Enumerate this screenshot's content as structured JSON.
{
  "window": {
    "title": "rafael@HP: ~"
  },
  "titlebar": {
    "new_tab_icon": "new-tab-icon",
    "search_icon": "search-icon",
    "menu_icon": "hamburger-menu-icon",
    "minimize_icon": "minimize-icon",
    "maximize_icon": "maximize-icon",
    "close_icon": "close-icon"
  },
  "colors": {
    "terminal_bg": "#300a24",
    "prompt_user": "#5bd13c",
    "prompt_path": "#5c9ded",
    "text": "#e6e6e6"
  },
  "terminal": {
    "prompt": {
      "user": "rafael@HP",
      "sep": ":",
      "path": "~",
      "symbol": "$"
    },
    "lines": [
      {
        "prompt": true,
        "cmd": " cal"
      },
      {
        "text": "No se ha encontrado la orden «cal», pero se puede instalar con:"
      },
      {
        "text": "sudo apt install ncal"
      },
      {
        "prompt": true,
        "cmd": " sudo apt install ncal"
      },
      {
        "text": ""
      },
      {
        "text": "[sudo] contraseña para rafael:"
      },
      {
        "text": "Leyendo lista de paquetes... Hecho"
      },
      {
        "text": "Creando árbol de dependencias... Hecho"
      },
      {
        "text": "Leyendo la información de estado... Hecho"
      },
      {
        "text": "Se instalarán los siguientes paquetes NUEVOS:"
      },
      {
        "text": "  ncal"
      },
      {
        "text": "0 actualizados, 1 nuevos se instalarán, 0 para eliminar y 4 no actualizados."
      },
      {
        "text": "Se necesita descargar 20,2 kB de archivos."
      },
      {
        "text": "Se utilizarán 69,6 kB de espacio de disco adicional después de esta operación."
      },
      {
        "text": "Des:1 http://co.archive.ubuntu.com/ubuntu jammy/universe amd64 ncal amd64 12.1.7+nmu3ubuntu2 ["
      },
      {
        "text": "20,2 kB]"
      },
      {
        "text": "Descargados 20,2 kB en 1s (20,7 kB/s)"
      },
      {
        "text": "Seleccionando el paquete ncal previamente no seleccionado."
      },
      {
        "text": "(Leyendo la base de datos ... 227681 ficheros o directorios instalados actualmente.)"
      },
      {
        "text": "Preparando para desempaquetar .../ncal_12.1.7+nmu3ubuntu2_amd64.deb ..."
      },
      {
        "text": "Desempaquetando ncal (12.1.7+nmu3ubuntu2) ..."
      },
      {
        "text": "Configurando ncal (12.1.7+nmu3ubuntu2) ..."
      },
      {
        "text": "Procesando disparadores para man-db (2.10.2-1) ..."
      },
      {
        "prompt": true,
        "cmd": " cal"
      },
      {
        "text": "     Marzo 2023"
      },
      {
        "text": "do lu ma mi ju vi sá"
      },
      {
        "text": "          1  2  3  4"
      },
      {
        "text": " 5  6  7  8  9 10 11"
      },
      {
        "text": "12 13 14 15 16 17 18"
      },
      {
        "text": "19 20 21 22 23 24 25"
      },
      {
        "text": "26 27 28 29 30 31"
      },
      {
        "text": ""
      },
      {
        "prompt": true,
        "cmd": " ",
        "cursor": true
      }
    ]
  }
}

...

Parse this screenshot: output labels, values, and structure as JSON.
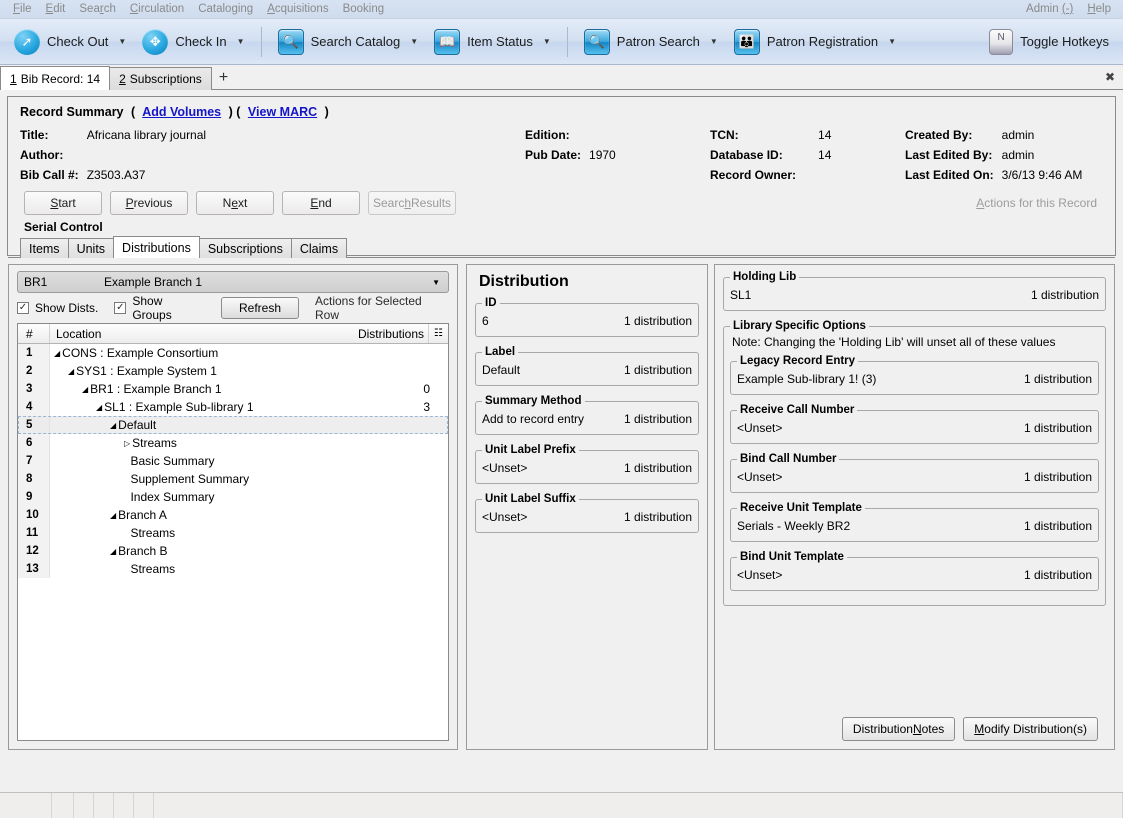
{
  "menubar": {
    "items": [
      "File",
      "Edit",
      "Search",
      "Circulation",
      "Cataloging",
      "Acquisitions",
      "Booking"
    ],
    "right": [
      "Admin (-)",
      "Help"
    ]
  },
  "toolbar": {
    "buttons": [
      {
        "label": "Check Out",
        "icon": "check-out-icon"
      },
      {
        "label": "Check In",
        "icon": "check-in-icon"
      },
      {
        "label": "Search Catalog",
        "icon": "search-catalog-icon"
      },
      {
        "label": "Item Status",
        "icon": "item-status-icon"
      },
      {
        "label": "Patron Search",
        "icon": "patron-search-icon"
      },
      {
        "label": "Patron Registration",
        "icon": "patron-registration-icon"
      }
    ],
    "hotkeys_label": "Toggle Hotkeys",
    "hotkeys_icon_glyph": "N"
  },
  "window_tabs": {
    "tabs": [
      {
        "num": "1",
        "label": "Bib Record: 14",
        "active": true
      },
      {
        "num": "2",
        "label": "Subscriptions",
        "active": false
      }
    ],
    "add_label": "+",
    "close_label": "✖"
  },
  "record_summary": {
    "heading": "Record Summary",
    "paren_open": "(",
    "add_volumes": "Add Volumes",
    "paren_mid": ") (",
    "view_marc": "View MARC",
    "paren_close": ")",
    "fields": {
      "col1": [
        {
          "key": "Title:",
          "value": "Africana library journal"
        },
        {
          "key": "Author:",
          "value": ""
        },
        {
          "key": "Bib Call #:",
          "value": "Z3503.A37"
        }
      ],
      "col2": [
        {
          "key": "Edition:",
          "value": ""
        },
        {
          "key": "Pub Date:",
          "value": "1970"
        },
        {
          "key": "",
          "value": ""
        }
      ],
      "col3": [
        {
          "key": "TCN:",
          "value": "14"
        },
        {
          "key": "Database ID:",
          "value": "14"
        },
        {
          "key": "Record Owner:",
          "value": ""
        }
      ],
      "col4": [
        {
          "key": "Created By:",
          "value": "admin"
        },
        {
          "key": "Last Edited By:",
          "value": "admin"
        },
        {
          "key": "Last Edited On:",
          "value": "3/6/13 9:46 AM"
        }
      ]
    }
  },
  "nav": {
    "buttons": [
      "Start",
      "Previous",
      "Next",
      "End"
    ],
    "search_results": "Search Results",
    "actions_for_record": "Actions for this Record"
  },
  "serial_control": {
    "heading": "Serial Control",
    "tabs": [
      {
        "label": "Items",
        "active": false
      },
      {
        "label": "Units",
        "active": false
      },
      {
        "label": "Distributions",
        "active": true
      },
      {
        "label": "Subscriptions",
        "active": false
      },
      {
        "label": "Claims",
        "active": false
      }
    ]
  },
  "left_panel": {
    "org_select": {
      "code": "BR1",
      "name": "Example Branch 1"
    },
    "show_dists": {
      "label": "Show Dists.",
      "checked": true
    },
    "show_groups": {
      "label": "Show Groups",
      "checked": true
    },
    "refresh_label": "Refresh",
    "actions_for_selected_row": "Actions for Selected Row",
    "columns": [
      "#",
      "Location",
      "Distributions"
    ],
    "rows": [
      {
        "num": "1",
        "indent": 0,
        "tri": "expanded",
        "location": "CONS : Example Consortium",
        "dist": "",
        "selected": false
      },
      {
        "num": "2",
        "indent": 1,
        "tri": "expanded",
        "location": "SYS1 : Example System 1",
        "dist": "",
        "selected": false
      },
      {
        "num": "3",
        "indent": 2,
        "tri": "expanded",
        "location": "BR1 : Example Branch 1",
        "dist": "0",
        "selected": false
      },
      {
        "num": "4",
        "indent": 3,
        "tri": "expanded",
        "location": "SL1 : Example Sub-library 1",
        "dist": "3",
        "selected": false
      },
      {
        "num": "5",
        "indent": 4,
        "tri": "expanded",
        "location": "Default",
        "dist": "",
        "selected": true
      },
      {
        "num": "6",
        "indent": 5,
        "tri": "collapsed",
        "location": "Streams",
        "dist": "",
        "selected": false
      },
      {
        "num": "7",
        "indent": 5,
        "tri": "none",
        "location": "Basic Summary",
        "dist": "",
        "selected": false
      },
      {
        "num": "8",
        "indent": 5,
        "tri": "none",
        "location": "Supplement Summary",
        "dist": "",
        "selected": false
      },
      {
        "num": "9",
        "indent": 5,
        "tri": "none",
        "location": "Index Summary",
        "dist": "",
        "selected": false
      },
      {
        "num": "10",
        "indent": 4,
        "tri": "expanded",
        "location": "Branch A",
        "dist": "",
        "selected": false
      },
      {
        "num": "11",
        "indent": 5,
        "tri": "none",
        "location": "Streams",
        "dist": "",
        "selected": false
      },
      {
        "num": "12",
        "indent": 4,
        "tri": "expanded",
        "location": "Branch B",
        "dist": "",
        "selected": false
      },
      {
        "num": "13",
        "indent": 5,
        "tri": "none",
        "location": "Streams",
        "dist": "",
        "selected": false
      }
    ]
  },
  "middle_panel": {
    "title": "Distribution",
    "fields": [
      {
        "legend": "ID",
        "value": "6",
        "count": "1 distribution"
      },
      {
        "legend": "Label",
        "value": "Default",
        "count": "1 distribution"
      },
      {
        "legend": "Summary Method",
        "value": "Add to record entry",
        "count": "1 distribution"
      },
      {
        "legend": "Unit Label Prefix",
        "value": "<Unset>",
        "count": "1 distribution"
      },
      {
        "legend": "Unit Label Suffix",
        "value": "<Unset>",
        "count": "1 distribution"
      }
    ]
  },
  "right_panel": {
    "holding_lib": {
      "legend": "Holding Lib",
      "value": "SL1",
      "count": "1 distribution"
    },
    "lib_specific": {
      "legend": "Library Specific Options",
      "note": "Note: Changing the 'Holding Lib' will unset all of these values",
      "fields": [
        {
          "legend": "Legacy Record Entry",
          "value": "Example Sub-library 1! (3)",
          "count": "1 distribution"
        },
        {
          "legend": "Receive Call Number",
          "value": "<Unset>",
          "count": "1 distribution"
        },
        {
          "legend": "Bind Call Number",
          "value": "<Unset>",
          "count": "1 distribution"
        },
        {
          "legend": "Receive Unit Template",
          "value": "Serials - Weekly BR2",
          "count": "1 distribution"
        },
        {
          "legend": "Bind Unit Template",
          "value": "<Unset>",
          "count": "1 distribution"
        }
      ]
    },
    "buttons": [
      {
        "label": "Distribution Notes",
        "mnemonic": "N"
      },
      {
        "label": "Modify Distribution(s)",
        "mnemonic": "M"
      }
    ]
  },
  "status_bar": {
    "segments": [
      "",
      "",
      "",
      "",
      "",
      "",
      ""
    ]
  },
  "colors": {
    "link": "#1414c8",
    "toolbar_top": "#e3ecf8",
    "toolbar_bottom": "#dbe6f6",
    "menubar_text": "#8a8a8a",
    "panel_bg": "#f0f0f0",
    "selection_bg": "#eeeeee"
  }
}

◆ Directive ◆
Within the material above, find the lines that contain the word "Number"; copy them.

◆ Response to this exercise ◆
          "legend": "Receive Call Number",
          "legend": "Bind Call Number",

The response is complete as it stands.